***** Information shown

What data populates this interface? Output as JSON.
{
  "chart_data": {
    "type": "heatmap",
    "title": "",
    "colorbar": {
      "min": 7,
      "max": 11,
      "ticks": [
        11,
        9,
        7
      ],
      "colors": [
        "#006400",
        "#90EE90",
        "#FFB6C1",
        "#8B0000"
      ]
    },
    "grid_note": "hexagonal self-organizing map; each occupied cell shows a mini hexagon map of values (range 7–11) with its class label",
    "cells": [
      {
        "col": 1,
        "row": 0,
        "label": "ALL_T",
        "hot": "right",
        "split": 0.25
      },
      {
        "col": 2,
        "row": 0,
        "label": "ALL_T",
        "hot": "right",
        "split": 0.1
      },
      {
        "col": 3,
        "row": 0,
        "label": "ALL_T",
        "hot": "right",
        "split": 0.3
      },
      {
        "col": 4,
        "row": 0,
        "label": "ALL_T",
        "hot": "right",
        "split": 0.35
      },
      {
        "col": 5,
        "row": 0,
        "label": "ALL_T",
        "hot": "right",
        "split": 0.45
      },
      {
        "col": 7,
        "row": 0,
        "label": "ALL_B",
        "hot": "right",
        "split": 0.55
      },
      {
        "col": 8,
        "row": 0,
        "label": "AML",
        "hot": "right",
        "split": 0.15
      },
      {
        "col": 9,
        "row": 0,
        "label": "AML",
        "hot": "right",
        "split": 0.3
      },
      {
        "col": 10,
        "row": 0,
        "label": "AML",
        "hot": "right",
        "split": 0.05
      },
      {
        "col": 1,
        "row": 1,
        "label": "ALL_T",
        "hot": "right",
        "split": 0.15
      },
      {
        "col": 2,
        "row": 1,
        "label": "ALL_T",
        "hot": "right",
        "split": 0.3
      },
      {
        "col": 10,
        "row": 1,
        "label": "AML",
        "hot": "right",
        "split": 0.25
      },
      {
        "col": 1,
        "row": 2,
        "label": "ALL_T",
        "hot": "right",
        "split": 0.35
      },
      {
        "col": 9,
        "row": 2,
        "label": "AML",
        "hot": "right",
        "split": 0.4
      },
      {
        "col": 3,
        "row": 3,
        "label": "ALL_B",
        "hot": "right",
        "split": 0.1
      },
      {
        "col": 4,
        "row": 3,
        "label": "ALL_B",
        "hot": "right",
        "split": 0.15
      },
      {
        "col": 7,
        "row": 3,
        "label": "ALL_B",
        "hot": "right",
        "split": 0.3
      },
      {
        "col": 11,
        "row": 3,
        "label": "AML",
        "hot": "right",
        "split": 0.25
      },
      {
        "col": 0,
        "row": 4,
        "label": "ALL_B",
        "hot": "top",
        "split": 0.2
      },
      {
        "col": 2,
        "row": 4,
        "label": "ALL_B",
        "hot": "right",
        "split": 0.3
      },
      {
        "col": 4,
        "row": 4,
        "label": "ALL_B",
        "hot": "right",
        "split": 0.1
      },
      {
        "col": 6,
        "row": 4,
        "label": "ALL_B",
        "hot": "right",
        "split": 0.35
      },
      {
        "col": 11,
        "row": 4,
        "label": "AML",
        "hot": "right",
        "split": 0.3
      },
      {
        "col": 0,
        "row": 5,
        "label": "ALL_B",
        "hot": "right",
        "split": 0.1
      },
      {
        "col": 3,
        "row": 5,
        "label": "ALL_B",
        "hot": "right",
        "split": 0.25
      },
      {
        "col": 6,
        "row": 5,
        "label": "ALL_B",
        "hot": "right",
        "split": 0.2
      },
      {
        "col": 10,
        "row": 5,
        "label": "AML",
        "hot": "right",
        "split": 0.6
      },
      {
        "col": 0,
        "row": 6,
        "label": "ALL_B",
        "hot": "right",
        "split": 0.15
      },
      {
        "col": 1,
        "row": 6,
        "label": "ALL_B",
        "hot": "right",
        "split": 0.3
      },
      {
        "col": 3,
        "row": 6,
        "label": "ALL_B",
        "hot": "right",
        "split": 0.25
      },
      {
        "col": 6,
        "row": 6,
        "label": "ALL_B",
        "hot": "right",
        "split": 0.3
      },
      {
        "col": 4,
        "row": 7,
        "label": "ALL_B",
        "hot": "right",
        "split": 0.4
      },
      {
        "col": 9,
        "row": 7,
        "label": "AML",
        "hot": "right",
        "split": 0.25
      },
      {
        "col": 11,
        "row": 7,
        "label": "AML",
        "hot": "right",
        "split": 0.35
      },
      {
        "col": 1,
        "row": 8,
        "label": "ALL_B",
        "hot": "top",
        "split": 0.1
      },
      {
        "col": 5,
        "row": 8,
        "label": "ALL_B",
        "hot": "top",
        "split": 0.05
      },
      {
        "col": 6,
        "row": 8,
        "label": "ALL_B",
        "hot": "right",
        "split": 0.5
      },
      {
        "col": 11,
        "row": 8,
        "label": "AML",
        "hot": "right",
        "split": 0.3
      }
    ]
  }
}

**********

» **Task prompt**
Make an exact copy of all the data.

» **Answer for the task**
What data populates this interface? Output as JSON.
{
  "chart_data": {
    "type": "heatmap",
    "title": "",
    "colorbar": {
      "min": 7,
      "max": 11,
      "ticks": [
        11,
        9,
        7
      ],
      "colors": [
        "#006400",
        "#90EE90",
        "#FFB6C1",
        "#8B0000"
      ]
    },
    "grid_note": "hexagonal self-organizing map; each occupied cell shows a mini hexagon map of values (range 7–11) with its class label",
    "cells": [
      {
        "col": 1,
        "row": 0,
        "label": "ALL_T",
        "hot": "right",
        "split": 0.25
      },
      {
        "col": 2,
        "row": 0,
        "label": "ALL_T",
        "hot": "right",
        "split": 0.1
      },
      {
        "col": 3,
        "row": 0,
        "label": "ALL_T",
        "hot": "right",
        "split": 0.3
      },
      {
        "col": 4,
        "row": 0,
        "label": "ALL_T",
        "hot": "right",
        "split": 0.35
      },
      {
        "col": 5,
        "row": 0,
        "label": "ALL_T",
        "hot": "right",
        "split": 0.45
      },
      {
        "col": 7,
        "row": 0,
        "label": "ALL_B",
        "hot": "right",
        "split": 0.55
      },
      {
        "col": 8,
        "row": 0,
        "label": "AML",
        "hot": "right",
        "split": 0.15
      },
      {
        "col": 9,
        "row": 0,
        "label": "AML",
        "hot": "right",
        "split": 0.3
      },
      {
        "col": 10,
        "row": 0,
        "label": "AML",
        "hot": "right",
        "split": 0.05
      },
      {
        "col": 1,
        "row": 1,
        "label": "ALL_T",
        "hot": "right",
        "split": 0.15
      },
      {
        "col": 2,
        "row": 1,
        "label": "ALL_T",
        "hot": "right",
        "split": 0.3
      },
      {
        "col": 10,
        "row": 1,
        "label": "AML",
        "hot": "right",
        "split": 0.25
      },
      {
        "col": 1,
        "row": 2,
        "label": "ALL_T",
        "hot": "right",
        "split": 0.35
      },
      {
        "col": 9,
        "row": 2,
        "label": "AML",
        "hot": "right",
        "split": 0.4
      },
      {
        "col": 3,
        "row": 3,
        "label": "ALL_B",
        "hot": "right",
        "split": 0.1
      },
      {
        "col": 4,
        "row": 3,
        "label": "ALL_B",
        "hot": "right",
        "split": 0.15
      },
      {
        "col": 7,
        "row": 3,
        "label": "ALL_B",
        "hot": "right",
        "split": 0.3
      },
      {
        "col": 11,
        "row": 3,
        "label": "AML",
        "hot": "right",
        "split": 0.25
      },
      {
        "col": 0,
        "row": 4,
        "label": "ALL_B",
        "hot": "top",
        "split": 0.2
      },
      {
        "col": 2,
        "row": 4,
        "label": "ALL_B",
        "hot": "right",
        "split": 0.3
      },
      {
        "col": 4,
        "row": 4,
        "label": "ALL_B",
        "hot": "right",
        "split": 0.1
      },
      {
        "col": 6,
        "row": 4,
        "label": "ALL_B",
        "hot": "right",
        "split": 0.35
      },
      {
        "col": 11,
        "row": 4,
        "label": "AML",
        "hot": "right",
        "split": 0.3
      },
      {
        "col": 0,
        "row": 5,
        "label": "ALL_B",
        "hot": "right",
        "split": 0.1
      },
      {
        "col": 3,
        "row": 5,
        "label": "ALL_B",
        "hot": "right",
        "split": 0.25
      },
      {
        "col": 6,
        "row": 5,
        "label": "ALL_B",
        "hot": "right",
        "split": 0.2
      },
      {
        "col": 10,
        "row": 5,
        "label": "AML",
        "hot": "right",
        "split": 0.6
      },
      {
        "col": 0,
        "row": 6,
        "label": "ALL_B",
        "hot": "right",
        "split": 0.15
      },
      {
        "col": 1,
        "row": 6,
        "label": "ALL_B",
        "hot": "right",
        "split": 0.3
      },
      {
        "col": 3,
        "row": 6,
        "label": "ALL_B",
        "hot": "right",
        "split": 0.25
      },
      {
        "col": 6,
        "row": 6,
        "label": "ALL_B",
        "hot": "right",
        "split": 0.3
      },
      {
        "col": 4,
        "row": 7,
        "label": "ALL_B",
        "hot": "right",
        "split": 0.4
      },
      {
        "col": 9,
        "row": 7,
        "label": "AML",
        "hot": "right",
        "split": 0.25
      },
      {
        "col": 11,
        "row": 7,
        "label": "AML",
        "hot": "right",
        "split": 0.35
      },
      {
        "col": 1,
        "row": 8,
        "label": "ALL_B",
        "hot": "top",
        "split": 0.1
      },
      {
        "col": 5,
        "row": 8,
        "label": "ALL_B",
        "hot": "top",
        "split": 0.05
      },
      {
        "col": 6,
        "row": 8,
        "label": "ALL_B",
        "hot": "right",
        "split": 0.5
      },
      {
        "col": 11,
        "row": 8,
        "label": "AML",
        "hot": "right",
        "split": 0.3
      }
    ]
  }
}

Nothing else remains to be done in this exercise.